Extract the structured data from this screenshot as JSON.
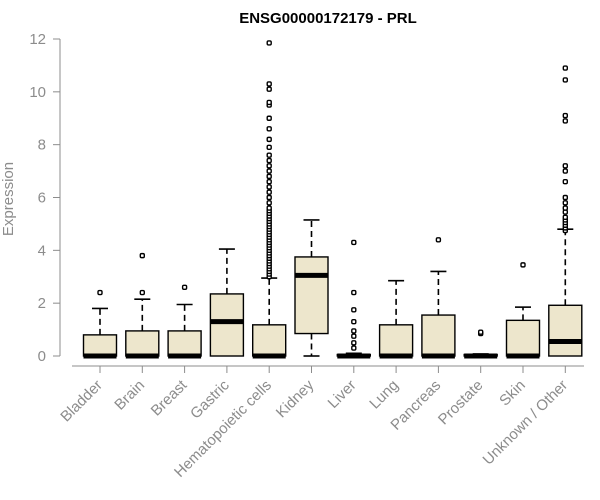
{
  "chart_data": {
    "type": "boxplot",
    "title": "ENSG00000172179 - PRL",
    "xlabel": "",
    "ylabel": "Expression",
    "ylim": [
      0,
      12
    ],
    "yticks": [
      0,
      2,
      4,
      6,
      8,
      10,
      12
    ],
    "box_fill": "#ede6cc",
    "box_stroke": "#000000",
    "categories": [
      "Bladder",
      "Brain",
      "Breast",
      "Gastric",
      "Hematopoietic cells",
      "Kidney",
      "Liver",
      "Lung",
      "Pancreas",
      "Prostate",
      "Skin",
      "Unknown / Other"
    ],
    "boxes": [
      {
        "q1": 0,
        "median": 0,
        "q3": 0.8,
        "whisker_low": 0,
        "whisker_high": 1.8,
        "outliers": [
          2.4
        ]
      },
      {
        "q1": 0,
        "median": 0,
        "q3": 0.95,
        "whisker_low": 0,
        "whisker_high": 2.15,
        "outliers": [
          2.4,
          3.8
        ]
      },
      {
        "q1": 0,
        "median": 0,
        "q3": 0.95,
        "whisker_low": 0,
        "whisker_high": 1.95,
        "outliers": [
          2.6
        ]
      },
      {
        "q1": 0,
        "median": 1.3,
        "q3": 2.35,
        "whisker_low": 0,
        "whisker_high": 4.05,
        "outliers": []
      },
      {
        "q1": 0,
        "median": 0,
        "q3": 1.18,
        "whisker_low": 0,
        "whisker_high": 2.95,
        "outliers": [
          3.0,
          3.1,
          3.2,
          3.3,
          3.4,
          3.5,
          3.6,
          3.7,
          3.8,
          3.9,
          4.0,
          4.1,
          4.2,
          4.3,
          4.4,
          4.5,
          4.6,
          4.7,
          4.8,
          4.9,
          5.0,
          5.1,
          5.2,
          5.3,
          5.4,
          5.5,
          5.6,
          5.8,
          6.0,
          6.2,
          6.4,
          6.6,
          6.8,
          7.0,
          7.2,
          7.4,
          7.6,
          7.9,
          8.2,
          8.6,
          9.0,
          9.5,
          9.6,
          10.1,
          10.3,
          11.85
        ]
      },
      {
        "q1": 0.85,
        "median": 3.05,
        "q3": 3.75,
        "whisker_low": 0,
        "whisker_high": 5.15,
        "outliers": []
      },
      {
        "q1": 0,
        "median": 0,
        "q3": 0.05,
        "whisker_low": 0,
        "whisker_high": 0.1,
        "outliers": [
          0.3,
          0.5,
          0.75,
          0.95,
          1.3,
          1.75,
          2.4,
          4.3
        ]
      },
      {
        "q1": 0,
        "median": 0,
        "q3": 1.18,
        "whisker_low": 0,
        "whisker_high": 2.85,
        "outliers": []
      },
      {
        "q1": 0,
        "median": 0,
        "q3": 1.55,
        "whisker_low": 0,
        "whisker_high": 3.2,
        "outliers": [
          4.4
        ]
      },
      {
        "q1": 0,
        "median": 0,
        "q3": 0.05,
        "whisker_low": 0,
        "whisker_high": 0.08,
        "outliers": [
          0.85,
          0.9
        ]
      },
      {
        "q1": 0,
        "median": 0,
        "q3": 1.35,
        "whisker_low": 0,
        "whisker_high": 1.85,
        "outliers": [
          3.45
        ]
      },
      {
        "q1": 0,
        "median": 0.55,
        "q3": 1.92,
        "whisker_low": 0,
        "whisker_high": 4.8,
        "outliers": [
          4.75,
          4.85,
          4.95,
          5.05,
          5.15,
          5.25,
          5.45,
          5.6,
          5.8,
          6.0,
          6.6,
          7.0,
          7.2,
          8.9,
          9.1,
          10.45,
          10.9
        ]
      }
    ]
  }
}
━━━━━━━━━━━━━━━━━━━━
Task
Transcribe all of the listing precisely. The images stay out of it.

Task solution
Extract the structured data from this screenshot as JSON.
{
  "chart_data": {
    "type": "boxplot",
    "title": "ENSG00000172179 - PRL",
    "xlabel": "",
    "ylabel": "Expression",
    "ylim": [
      0,
      12
    ],
    "yticks": [
      0,
      2,
      4,
      6,
      8,
      10,
      12
    ],
    "box_fill": "#ede6cc",
    "box_stroke": "#000000",
    "categories": [
      "Bladder",
      "Brain",
      "Breast",
      "Gastric",
      "Hematopoietic cells",
      "Kidney",
      "Liver",
      "Lung",
      "Pancreas",
      "Prostate",
      "Skin",
      "Unknown / Other"
    ],
    "boxes": [
      {
        "q1": 0,
        "median": 0,
        "q3": 0.8,
        "whisker_low": 0,
        "whisker_high": 1.8,
        "outliers": [
          2.4
        ]
      },
      {
        "q1": 0,
        "median": 0,
        "q3": 0.95,
        "whisker_low": 0,
        "whisker_high": 2.15,
        "outliers": [
          2.4,
          3.8
        ]
      },
      {
        "q1": 0,
        "median": 0,
        "q3": 0.95,
        "whisker_low": 0,
        "whisker_high": 1.95,
        "outliers": [
          2.6
        ]
      },
      {
        "q1": 0,
        "median": 1.3,
        "q3": 2.35,
        "whisker_low": 0,
        "whisker_high": 4.05,
        "outliers": []
      },
      {
        "q1": 0,
        "median": 0,
        "q3": 1.18,
        "whisker_low": 0,
        "whisker_high": 2.95,
        "outliers": [
          3.0,
          3.1,
          3.2,
          3.3,
          3.4,
          3.5,
          3.6,
          3.7,
          3.8,
          3.9,
          4.0,
          4.1,
          4.2,
          4.3,
          4.4,
          4.5,
          4.6,
          4.7,
          4.8,
          4.9,
          5.0,
          5.1,
          5.2,
          5.3,
          5.4,
          5.5,
          5.6,
          5.8,
          6.0,
          6.2,
          6.4,
          6.6,
          6.8,
          7.0,
          7.2,
          7.4,
          7.6,
          7.9,
          8.2,
          8.6,
          9.0,
          9.5,
          9.6,
          10.1,
          10.3,
          11.85
        ]
      },
      {
        "q1": 0.85,
        "median": 3.05,
        "q3": 3.75,
        "whisker_low": 0,
        "whisker_high": 5.15,
        "outliers": []
      },
      {
        "q1": 0,
        "median": 0,
        "q3": 0.05,
        "whisker_low": 0,
        "whisker_high": 0.1,
        "outliers": [
          0.3,
          0.5,
          0.75,
          0.95,
          1.3,
          1.75,
          2.4,
          4.3
        ]
      },
      {
        "q1": 0,
        "median": 0,
        "q3": 1.18,
        "whisker_low": 0,
        "whisker_high": 2.85,
        "outliers": []
      },
      {
        "q1": 0,
        "median": 0,
        "q3": 1.55,
        "whisker_low": 0,
        "whisker_high": 3.2,
        "outliers": [
          4.4
        ]
      },
      {
        "q1": 0,
        "median": 0,
        "q3": 0.05,
        "whisker_low": 0,
        "whisker_high": 0.08,
        "outliers": [
          0.85,
          0.9
        ]
      },
      {
        "q1": 0,
        "median": 0,
        "q3": 1.35,
        "whisker_low": 0,
        "whisker_high": 1.85,
        "outliers": [
          3.45
        ]
      },
      {
        "q1": 0,
        "median": 0.55,
        "q3": 1.92,
        "whisker_low": 0,
        "whisker_high": 4.8,
        "outliers": [
          4.75,
          4.85,
          4.95,
          5.05,
          5.15,
          5.25,
          5.45,
          5.6,
          5.8,
          6.0,
          6.6,
          7.0,
          7.2,
          8.9,
          9.1,
          10.45,
          10.9
        ]
      }
    ]
  }
}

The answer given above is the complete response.